Which lines hold the word "name"? Copy each of them.

%%

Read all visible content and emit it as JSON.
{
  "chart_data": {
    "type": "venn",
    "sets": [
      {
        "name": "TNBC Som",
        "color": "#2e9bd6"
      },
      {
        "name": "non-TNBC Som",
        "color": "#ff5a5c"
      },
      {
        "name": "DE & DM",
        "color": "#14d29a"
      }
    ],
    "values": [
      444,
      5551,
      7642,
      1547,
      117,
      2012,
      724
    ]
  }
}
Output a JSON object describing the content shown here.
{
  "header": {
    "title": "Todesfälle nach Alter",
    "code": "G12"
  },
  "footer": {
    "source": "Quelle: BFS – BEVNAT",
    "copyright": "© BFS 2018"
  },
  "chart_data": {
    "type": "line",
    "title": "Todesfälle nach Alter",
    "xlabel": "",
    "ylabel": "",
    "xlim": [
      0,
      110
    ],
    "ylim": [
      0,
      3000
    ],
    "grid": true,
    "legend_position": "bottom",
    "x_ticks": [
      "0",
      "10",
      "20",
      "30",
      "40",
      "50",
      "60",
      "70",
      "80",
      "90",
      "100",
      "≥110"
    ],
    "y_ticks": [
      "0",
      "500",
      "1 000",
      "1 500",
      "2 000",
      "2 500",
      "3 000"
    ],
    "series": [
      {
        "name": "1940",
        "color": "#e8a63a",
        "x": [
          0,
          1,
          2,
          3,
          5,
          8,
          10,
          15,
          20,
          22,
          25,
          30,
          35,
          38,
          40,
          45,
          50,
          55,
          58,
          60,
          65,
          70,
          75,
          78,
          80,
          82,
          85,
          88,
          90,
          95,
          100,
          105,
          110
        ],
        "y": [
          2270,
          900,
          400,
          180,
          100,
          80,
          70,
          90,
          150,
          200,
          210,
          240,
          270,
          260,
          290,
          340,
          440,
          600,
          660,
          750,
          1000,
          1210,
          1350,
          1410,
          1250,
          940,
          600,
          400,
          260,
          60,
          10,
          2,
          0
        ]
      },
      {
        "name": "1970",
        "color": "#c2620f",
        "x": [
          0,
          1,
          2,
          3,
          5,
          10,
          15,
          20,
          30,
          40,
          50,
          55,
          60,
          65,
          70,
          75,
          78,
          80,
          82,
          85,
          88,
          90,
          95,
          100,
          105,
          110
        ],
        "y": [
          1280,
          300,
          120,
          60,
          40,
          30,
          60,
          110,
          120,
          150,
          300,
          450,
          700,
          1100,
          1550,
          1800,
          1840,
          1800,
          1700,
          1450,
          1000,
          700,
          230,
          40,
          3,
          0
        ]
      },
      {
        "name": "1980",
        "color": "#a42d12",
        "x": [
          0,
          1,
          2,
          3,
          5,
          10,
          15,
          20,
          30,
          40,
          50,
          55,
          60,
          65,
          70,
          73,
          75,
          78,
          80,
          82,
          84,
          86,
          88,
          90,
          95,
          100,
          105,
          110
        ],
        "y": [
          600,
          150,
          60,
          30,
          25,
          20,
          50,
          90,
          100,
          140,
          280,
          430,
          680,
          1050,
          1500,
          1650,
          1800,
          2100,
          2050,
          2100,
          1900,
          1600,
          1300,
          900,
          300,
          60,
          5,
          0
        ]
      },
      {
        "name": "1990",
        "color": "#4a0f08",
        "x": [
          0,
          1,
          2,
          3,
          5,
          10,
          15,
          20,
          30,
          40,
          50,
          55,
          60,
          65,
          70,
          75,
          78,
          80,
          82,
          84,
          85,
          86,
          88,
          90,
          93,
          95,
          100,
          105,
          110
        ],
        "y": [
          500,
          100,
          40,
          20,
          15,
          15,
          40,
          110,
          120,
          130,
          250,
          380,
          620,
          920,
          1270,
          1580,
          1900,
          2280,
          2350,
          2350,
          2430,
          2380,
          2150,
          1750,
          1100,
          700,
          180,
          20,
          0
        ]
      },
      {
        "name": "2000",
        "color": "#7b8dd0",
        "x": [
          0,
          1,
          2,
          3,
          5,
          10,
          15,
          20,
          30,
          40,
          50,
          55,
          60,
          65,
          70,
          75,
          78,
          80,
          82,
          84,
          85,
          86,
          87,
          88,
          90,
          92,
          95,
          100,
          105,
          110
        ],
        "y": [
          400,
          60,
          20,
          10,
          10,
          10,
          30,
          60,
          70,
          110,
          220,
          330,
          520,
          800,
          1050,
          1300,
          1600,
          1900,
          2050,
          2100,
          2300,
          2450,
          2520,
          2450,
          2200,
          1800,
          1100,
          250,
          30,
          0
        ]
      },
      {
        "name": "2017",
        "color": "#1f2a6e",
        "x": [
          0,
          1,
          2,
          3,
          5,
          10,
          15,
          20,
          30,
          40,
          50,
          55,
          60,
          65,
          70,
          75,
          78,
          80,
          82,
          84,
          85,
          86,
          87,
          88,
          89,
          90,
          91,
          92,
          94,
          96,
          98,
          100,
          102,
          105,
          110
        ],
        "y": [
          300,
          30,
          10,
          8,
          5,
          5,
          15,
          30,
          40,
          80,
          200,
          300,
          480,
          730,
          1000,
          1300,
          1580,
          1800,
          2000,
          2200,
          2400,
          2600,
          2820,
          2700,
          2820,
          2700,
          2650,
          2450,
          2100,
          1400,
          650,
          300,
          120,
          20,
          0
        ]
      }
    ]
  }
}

%%

SOLUTION –
        "name": "TNBC Som",
        "name": "non-TNBC Som",
        "name": "DE & DM",
        "name": "1940",
        "name": "1970",
        "name": "1980",
        "name": "1990",
        "name": "2000",
        "name": "2017",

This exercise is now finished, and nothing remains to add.